→ **Directions**
State only the number of lines that contain the string "почвы".

→ **Given entries**

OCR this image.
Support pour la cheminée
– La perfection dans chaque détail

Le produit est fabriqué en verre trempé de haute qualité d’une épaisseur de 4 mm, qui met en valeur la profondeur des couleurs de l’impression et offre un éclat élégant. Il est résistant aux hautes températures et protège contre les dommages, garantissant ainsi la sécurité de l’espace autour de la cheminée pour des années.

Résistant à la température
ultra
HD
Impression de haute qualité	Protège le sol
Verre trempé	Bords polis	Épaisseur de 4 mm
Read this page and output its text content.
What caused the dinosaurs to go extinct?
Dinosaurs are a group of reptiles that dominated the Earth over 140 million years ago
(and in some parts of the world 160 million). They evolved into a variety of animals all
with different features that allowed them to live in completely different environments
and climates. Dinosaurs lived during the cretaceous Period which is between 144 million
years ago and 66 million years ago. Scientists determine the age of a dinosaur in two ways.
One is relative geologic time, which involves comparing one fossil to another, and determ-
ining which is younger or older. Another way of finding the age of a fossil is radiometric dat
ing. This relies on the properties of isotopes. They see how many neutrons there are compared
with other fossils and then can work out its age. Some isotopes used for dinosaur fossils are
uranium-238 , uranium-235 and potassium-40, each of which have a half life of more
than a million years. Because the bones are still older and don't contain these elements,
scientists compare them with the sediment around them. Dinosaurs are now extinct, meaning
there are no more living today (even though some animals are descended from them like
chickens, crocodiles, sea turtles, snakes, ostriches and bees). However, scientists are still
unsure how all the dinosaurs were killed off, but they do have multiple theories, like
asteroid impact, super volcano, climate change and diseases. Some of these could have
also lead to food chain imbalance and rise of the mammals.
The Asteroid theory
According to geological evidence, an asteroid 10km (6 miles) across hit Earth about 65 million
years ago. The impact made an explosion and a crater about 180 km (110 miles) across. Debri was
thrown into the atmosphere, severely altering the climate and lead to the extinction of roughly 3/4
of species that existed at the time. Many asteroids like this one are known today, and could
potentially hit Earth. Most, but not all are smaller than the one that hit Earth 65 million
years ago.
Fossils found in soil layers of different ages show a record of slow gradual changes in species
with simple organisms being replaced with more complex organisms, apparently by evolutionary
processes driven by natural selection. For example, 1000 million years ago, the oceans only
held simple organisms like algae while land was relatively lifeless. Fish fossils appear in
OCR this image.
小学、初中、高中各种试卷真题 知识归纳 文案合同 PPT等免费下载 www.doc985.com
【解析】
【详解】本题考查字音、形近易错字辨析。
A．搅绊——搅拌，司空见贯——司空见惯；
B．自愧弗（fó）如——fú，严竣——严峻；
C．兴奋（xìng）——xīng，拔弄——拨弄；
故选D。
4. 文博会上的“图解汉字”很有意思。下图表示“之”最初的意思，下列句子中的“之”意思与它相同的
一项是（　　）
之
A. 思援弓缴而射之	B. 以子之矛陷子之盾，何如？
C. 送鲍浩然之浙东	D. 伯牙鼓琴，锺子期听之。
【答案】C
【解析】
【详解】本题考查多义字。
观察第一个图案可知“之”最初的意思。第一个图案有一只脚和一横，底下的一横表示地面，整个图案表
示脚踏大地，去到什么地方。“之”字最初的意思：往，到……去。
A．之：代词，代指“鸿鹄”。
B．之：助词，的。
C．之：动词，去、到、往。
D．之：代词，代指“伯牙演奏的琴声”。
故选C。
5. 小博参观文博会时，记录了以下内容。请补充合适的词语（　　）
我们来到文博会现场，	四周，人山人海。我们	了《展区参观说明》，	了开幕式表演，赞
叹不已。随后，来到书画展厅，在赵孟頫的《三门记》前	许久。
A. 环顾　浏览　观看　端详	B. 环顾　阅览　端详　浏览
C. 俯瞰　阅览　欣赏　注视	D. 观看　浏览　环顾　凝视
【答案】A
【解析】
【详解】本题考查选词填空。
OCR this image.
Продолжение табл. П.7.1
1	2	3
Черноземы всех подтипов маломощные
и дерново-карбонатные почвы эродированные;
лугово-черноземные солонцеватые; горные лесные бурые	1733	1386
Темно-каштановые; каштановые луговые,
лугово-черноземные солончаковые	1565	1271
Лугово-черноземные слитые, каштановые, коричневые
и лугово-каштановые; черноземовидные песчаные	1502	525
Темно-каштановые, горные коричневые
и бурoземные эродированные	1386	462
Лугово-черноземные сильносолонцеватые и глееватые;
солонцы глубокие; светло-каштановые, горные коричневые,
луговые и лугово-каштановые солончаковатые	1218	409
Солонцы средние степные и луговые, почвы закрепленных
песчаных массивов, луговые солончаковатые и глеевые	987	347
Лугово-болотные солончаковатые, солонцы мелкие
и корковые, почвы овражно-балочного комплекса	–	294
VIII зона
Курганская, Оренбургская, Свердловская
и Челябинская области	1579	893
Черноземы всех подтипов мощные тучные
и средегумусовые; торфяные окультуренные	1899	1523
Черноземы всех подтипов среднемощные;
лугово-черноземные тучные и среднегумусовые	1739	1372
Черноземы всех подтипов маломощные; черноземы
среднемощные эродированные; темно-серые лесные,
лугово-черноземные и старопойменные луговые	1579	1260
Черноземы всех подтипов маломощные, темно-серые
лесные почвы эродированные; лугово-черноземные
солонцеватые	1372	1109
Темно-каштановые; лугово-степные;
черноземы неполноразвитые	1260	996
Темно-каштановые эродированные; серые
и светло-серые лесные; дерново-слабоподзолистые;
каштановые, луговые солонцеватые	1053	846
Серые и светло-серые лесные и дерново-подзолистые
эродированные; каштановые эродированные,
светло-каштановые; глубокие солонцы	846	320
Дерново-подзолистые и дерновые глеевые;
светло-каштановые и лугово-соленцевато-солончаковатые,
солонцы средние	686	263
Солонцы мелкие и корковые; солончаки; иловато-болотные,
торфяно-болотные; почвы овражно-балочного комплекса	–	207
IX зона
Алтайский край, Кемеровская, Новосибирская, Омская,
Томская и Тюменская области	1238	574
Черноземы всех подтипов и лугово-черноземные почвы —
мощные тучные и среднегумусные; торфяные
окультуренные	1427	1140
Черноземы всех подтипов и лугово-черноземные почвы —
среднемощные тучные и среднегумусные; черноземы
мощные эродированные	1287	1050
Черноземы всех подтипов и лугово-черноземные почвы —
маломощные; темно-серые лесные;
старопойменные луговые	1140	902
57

→ **Exercise response**
8